Saved data entries:
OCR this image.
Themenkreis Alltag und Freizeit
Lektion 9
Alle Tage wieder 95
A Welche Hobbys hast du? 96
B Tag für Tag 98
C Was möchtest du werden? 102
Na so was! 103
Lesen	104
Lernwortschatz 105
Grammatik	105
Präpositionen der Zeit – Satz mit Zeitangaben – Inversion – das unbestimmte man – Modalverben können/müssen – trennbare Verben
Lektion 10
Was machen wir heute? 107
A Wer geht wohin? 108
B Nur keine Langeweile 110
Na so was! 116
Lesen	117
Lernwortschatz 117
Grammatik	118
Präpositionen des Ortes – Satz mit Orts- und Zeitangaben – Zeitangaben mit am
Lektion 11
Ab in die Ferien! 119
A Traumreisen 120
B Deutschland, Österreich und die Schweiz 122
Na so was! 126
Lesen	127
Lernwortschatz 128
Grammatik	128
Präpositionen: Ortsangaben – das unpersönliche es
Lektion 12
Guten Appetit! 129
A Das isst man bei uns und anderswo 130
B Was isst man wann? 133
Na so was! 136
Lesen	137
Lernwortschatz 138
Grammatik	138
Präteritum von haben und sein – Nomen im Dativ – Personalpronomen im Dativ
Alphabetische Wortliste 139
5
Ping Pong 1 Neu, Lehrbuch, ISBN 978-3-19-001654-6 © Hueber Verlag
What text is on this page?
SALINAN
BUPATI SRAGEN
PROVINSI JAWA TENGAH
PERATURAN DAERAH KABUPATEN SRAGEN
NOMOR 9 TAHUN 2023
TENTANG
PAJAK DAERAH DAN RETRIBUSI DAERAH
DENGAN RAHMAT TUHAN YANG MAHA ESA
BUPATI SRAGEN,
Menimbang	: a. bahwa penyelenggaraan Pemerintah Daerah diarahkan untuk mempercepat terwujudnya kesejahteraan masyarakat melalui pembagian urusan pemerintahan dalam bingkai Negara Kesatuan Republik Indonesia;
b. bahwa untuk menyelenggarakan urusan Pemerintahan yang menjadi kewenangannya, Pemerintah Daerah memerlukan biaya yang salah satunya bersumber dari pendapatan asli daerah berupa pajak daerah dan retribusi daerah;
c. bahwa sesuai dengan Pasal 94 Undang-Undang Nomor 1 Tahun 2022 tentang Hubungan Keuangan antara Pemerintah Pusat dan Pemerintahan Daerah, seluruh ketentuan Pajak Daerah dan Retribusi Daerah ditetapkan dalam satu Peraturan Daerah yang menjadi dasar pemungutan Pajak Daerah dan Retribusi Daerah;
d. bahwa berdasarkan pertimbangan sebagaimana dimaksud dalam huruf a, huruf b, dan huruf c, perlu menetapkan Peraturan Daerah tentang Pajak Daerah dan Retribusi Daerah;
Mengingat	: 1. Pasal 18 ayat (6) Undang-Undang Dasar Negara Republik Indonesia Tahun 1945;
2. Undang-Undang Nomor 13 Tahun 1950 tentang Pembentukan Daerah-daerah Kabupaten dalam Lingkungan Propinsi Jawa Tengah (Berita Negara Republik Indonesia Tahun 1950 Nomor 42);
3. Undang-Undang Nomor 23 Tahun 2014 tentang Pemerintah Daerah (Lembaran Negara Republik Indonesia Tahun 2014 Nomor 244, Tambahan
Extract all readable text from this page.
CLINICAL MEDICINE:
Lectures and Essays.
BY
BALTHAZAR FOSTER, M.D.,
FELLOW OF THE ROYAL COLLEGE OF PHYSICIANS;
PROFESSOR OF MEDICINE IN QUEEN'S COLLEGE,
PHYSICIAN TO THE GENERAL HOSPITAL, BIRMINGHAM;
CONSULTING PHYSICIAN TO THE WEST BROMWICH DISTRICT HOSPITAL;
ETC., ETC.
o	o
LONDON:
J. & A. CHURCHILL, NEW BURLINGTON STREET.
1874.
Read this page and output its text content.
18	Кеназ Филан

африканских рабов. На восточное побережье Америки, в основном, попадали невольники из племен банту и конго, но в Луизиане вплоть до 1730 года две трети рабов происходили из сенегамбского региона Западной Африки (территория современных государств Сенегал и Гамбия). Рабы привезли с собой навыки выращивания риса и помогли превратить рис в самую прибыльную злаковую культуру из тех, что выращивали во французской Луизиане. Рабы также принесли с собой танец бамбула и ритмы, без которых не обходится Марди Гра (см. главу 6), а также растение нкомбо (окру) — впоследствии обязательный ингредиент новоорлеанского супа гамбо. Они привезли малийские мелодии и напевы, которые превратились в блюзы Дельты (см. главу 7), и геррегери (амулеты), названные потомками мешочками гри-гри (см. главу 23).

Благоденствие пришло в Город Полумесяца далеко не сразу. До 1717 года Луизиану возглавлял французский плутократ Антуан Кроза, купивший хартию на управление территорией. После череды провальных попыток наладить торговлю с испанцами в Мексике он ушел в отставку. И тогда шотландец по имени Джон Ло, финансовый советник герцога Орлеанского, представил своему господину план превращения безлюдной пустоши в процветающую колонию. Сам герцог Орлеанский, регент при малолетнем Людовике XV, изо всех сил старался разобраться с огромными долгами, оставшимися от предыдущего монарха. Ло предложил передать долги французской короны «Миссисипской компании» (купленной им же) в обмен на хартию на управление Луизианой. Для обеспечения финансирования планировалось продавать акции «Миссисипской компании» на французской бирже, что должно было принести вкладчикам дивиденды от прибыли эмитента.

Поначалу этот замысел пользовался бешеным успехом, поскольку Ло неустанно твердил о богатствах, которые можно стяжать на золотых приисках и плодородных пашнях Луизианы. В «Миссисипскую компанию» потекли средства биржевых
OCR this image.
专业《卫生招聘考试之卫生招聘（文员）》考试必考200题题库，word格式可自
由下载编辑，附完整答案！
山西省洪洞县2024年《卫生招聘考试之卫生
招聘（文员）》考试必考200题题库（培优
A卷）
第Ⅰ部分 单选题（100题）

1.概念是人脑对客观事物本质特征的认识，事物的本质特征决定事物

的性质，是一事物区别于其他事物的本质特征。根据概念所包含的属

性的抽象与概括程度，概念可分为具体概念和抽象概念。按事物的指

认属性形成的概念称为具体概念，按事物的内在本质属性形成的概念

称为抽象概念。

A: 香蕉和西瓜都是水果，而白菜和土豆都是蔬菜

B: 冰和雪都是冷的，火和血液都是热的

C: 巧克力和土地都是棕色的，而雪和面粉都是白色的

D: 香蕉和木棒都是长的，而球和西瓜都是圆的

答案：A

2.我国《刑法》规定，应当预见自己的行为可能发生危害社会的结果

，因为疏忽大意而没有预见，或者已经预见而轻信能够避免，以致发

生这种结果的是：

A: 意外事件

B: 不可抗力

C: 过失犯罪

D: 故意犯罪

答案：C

SHORT PROBLEM: Please restate the data word for word, every record included.

EXERCISE ANSWER:
OCR this image.
Themenkreis Alltag und Freizeit
Lektion 9
Alle Tage wieder 95
A Welche Hobbys hast du? 96
B Tag für Tag 98
C Was möchtest du werden? 102
Na so was! 103
Lesen	104
Lernwortschatz 105
Grammatik	105
Präpositionen der Zeit – Satz mit Zeitangaben – Inversion – das unbestimmte man – Modalverben können/müssen – trennbare Verben
Lektion 10
Was machen wir heute? 107
A Wer geht wohin? 108
B Nur keine Langeweile 110
Na so was! 116
Lesen	117
Lernwortschatz 117
Grammatik	118
Präpositionen des Ortes – Satz mit Orts- und Zeitangaben – Zeitangaben mit am
Lektion 11
Ab in die Ferien! 119
A Traumreisen 120
B Deutschland, Österreich und die Schweiz 122
Na so was! 126
Lesen	127
Lernwortschatz 128
Grammatik	128
Präpositionen: Ortsangaben – das unpersönliche es
Lektion 12
Guten Appetit! 129
A Das isst man bei uns und anderswo 130
B Was isst man wann? 133
Na so was! 136
Lesen	137
Lernwortschatz 138
Grammatik	138
Präteritum von haben und sein – Nomen im Dativ – Personalpronomen im Dativ
Alphabetische Wortliste 139
5
Ping Pong 1 Neu, Lehrbuch, ISBN 978-3-19-001654-6 © Hueber Verlag
What text is on this page?
SALINAN
BUPATI SRAGEN
PROVINSI JAWA TENGAH
PERATURAN DAERAH KABUPATEN SRAGEN
NOMOR 9 TAHUN 2023
TENTANG
PAJAK DAERAH DAN RETRIBUSI DAERAH
DENGAN RAHMAT TUHAN YANG MAHA ESA
BUPATI SRAGEN,
Menimbang	: a. bahwa penyelenggaraan Pemerintah Daerah diarahkan untuk mempercepat terwujudnya kesejahteraan masyarakat melalui pembagian urusan pemerintahan dalam bingkai Negara Kesatuan Republik Indonesia;
b. bahwa untuk menyelenggarakan urusan Pemerintahan yang menjadi kewenangannya, Pemerintah Daerah memerlukan biaya yang salah satunya bersumber dari pendapatan asli daerah berupa pajak daerah dan retribusi daerah;
c. bahwa sesuai dengan Pasal 94 Undang-Undang Nomor 1 Tahun 2022 tentang Hubungan Keuangan antara Pemerintah Pusat dan Pemerintahan Daerah, seluruh ketentuan Pajak Daerah dan Retribusi Daerah ditetapkan dalam satu Peraturan Daerah yang menjadi dasar pemungutan Pajak Daerah dan Retribusi Daerah;
d. bahwa berdasarkan pertimbangan sebagaimana dimaksud dalam huruf a, huruf b, dan huruf c, perlu menetapkan Peraturan Daerah tentang Pajak Daerah dan Retribusi Daerah;
Mengingat	: 1. Pasal 18 ayat (6) Undang-Undang Dasar Negara Republik Indonesia Tahun 1945;
2. Undang-Undang Nomor 13 Tahun 1950 tentang Pembentukan Daerah-daerah Kabupaten dalam Lingkungan Propinsi Jawa Tengah (Berita Negara Republik Indonesia Tahun 1950 Nomor 42);
3. Undang-Undang Nomor 23 Tahun 2014 tentang Pemerintah Daerah (Lembaran Negara Republik Indonesia Tahun 2014 Nomor 244, Tambahan
Extract all readable text from this page.
CLINICAL MEDICINE:
Lectures and Essays.
BY
BALTHAZAR FOSTER, M.D.,
FELLOW OF THE ROYAL COLLEGE OF PHYSICIANS;
PROFESSOR OF MEDICINE IN QUEEN'S COLLEGE,
PHYSICIAN TO THE GENERAL HOSPITAL, BIRMINGHAM;
CONSULTING PHYSICIAN TO THE WEST BROMWICH DISTRICT HOSPITAL;
ETC., ETC.
o	o
LONDON:
J. & A. CHURCHILL, NEW BURLINGTON STREET.
1874.
Read this page and output its text content.
18	Кеназ Филан

африканских рабов. На восточное побережье Америки, в основном, попадали невольники из племен банту и конго, но в Луизиане вплоть до 1730 года две трети рабов происходили из сенегамбского региона Западной Африки (территория современных государств Сенегал и Гамбия). Рабы привезли с собой навыки выращивания риса и помогли превратить рис в самую прибыльную злаковую культуру из тех, что выращивали во французской Луизиане. Рабы также принесли с собой танец бамбула и ритмы, без которых не обходится Марди Гра (см. главу 6), а также растение нкомбо (окру) — впоследствии обязательный ингредиент новоорлеанского супа гамбо. Они привезли малийские мелодии и напевы, которые превратились в блюзы Дельты (см. главу 7), и геррегери (амулеты), названные потомками мешочками гри-гри (см. главу 23).

Благоденствие пришло в Город Полумесяца далеко не сразу. До 1717 года Луизиану возглавлял французский плутократ Антуан Кроза, купивший хартию на управление территорией. После череды провальных попыток наладить торговлю с испанцами в Мексике он ушел в отставку. И тогда шотландец по имени Джон Ло, финансовый советник герцога Орлеанского, представил своему господину план превращения безлюдной пустоши в процветающую колонию. Сам герцог Орлеанский, регент при малолетнем Людовике XV, изо всех сил старался разобраться с огромными долгами, оставшимися от предыдущего монарха. Ло предложил передать долги французской короны «Миссисипской компании» (купленной им же) в обмен на хартию на управление Луизианой. Для обеспечения финансирования планировалось продавать акции «Миссисипской компании» на французской бирже, что должно было принести вкладчикам дивиденды от прибыли эмитента.

Поначалу этот замысел пользовался бешеным успехом, поскольку Ло неустанно твердил о богатствах, которые можно стяжать на золотых приисках и плодородных пашнях Луизианы. В «Миссисипскую компанию» потекли средства биржевых
OCR this image.
专业《卫生招聘考试之卫生招聘（文员）》考试必考200题题库，word格式可自
由下载编辑，附完整答案！
山西省洪洞县2024年《卫生招聘考试之卫生
招聘（文员）》考试必考200题题库（培优
A卷）
第Ⅰ部分 单选题（100题）

1.概念是人脑对客观事物本质特征的认识，事物的本质特征决定事物

的性质，是一事物区别于其他事物的本质特征。根据概念所包含的属

性的抽象与概括程度，概念可分为具体概念和抽象概念。按事物的指

认属性形成的概念称为具体概念，按事物的内在本质属性形成的概念

称为抽象概念。

A: 香蕉和西瓜都是水果，而白菜和土豆都是蔬菜

B: 冰和雪都是冷的，火和血液都是热的

C: 巧克力和土地都是棕色的，而雪和面粉都是白色的

D: 香蕉和木棒都是长的，而球和西瓜都是圆的

答案：A

2.我国《刑法》规定，应当预见自己的行为可能发生危害社会的结果

，因为疏忽大意而没有预见，或者已经预见而轻信能够避免，以致发

生这种结果的是：

A: 意外事件

B: 不可抗力

C: 过失犯罪

D: 故意犯罪

答案：C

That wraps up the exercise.